_WORK TO DO_
Answer with a number only: how many lines of the data contain "Relative"?

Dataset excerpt

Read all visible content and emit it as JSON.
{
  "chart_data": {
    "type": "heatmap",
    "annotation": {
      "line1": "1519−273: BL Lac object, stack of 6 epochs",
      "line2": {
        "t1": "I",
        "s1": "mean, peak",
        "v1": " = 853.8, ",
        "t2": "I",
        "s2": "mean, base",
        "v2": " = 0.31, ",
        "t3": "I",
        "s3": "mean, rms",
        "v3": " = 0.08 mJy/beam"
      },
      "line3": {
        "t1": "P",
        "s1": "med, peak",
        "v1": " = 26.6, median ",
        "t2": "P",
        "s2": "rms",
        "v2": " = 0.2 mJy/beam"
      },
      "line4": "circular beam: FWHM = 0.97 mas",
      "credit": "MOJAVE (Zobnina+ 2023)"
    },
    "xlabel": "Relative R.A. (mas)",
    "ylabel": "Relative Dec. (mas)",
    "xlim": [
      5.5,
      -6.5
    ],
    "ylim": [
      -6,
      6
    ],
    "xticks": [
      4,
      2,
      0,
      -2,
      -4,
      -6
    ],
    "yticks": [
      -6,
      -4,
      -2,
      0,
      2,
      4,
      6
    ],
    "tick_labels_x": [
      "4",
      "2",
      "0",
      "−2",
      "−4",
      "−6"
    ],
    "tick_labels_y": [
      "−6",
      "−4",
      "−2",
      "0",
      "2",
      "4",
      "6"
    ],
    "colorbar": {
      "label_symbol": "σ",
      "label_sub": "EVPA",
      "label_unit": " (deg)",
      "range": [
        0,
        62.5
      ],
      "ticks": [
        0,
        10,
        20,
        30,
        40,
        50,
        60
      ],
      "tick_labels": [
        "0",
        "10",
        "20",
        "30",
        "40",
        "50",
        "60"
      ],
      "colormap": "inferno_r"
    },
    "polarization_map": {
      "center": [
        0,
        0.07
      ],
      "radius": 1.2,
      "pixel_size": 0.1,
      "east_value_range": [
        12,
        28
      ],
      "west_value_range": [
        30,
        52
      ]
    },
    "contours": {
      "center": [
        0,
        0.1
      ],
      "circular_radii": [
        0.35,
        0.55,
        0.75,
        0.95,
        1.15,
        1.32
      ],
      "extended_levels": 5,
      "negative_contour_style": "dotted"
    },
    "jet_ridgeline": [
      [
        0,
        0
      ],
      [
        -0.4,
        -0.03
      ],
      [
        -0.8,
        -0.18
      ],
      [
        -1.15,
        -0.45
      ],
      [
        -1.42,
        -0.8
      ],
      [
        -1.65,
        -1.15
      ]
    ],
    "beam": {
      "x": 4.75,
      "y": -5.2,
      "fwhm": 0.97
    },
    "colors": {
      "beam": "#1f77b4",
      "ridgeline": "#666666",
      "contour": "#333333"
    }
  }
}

_RESPONSE TO THE TASK_
2